In the listing below, locate the lines bearing the word "Flow". Copy every one of them.
--
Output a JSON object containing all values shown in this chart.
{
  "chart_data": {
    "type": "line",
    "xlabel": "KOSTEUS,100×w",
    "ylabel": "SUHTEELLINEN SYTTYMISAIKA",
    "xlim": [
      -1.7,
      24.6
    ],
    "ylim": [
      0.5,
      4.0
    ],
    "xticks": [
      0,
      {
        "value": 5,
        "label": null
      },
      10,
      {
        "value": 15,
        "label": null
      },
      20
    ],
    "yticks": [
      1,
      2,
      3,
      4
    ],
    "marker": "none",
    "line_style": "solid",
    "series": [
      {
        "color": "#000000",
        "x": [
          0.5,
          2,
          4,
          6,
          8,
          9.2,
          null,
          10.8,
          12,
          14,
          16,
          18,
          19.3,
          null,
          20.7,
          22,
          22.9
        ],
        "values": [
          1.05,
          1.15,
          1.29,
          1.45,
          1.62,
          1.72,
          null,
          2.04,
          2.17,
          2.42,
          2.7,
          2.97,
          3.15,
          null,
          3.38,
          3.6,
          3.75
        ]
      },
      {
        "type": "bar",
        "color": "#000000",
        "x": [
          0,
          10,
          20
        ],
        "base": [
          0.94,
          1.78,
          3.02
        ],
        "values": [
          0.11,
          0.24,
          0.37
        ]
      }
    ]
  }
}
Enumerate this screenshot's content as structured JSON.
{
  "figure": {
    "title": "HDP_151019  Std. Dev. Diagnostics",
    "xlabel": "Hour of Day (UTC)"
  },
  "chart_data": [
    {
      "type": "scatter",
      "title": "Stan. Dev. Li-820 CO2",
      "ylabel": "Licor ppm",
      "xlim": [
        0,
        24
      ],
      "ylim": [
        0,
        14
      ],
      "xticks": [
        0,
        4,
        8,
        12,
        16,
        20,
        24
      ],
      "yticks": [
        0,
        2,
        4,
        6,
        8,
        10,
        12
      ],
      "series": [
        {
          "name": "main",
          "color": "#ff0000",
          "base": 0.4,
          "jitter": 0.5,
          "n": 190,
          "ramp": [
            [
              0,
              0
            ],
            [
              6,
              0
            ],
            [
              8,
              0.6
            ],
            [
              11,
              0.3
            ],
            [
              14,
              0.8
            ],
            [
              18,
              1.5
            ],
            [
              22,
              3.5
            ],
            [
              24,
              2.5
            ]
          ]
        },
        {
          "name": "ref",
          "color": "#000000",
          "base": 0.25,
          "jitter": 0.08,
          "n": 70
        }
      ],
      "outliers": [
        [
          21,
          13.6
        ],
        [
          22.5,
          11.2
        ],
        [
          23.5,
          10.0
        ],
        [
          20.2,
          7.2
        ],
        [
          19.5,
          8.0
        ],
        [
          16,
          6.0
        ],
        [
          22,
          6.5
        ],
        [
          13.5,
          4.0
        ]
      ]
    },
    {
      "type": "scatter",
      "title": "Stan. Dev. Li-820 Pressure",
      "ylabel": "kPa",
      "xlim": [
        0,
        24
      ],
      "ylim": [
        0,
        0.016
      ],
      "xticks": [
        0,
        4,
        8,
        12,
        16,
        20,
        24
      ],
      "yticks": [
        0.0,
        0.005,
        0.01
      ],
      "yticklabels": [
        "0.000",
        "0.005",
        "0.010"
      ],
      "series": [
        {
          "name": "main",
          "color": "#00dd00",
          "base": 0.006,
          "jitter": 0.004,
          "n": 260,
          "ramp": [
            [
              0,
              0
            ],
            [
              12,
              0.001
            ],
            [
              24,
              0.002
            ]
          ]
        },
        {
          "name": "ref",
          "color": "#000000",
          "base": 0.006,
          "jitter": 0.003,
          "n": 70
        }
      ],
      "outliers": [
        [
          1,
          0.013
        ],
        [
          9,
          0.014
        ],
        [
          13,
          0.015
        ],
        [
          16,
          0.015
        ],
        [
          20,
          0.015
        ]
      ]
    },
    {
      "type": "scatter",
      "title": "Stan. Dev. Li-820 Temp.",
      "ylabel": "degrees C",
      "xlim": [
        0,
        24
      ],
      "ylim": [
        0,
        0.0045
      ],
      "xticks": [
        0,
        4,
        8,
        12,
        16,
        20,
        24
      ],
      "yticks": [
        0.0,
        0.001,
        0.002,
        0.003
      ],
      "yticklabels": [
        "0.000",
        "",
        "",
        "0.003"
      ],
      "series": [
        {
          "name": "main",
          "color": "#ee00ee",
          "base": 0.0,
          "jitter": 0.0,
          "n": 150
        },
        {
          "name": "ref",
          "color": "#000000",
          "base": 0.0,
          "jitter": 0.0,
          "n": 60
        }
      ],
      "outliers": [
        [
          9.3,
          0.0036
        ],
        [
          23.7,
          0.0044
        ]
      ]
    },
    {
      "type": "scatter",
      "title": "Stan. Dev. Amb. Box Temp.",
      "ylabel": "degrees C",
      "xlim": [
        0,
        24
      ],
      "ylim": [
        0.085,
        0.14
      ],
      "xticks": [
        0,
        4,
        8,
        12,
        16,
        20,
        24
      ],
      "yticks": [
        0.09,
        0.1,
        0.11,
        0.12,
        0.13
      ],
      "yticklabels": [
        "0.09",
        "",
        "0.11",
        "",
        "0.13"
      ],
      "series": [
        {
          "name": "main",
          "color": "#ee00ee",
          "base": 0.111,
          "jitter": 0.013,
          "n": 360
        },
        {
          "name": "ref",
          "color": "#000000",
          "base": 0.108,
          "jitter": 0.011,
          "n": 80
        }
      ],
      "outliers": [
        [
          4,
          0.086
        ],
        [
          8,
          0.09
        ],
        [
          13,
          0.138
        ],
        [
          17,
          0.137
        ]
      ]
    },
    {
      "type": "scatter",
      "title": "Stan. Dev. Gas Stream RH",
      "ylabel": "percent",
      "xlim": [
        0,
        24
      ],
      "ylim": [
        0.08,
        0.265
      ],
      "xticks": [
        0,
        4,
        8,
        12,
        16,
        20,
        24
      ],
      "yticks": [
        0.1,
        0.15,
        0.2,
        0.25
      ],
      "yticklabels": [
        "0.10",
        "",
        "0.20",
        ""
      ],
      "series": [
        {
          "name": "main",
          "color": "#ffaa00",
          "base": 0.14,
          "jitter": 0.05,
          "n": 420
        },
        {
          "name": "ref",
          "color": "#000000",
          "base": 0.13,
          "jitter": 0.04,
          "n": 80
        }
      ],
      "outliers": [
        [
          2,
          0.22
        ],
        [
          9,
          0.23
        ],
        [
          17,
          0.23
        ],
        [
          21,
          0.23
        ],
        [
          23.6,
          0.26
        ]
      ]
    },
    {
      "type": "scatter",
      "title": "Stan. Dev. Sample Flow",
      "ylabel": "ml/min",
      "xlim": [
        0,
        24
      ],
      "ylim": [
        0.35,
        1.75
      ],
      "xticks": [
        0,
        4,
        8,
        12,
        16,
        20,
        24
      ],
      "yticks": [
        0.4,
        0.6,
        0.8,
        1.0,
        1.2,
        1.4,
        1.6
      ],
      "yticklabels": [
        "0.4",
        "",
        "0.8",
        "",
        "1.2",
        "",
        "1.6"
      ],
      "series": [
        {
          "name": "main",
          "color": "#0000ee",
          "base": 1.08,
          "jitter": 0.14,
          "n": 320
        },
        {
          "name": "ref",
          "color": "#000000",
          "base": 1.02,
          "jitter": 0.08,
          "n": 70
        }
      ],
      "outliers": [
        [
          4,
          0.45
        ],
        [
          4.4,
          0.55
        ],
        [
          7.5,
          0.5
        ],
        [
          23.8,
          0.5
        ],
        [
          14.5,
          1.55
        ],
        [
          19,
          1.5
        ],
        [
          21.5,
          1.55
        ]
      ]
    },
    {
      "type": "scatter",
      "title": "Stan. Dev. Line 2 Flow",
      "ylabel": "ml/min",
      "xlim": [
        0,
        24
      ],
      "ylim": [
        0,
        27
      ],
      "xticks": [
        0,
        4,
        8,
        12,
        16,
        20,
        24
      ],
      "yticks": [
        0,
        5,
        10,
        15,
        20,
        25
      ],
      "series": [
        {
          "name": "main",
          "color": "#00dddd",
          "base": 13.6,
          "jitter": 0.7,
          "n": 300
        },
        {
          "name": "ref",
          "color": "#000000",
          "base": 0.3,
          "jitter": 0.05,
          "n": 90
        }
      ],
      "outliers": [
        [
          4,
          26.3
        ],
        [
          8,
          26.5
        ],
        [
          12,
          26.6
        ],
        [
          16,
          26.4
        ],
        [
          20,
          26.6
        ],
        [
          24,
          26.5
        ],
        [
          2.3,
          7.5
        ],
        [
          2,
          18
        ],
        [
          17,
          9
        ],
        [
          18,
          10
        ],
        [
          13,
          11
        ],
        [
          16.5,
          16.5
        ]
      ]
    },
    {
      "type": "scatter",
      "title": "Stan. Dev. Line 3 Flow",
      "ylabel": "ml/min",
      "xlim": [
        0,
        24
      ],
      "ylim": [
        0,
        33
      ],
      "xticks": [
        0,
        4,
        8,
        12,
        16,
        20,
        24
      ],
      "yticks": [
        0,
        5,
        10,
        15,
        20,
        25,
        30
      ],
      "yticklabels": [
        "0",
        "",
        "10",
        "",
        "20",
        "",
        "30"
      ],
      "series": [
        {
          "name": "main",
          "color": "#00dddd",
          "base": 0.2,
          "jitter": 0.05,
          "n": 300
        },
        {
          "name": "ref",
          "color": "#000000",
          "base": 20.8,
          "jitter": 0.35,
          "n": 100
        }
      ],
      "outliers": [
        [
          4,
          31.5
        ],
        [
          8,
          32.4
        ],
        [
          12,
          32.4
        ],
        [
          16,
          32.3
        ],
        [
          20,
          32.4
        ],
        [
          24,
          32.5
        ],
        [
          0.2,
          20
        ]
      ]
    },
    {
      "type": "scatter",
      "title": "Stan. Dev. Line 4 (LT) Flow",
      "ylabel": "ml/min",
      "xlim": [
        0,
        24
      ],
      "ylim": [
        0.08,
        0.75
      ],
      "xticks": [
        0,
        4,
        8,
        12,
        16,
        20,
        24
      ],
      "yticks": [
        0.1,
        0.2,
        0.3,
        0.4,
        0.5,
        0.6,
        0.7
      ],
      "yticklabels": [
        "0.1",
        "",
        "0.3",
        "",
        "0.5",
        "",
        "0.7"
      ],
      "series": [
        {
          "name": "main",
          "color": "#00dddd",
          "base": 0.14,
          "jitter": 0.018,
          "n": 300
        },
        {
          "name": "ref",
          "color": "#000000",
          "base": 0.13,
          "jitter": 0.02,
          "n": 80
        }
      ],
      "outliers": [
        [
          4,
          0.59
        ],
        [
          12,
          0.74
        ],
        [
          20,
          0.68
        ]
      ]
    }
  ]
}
--
TASK SOLUTION
      "title": "Stan. Dev. Sample Flow",
      "title": "Stan. Dev. Line 2 Flow",
      "title": "Stan. Dev. Line 3 Flow",
      "title": "Stan. Dev. Line 4 (LT) Flow",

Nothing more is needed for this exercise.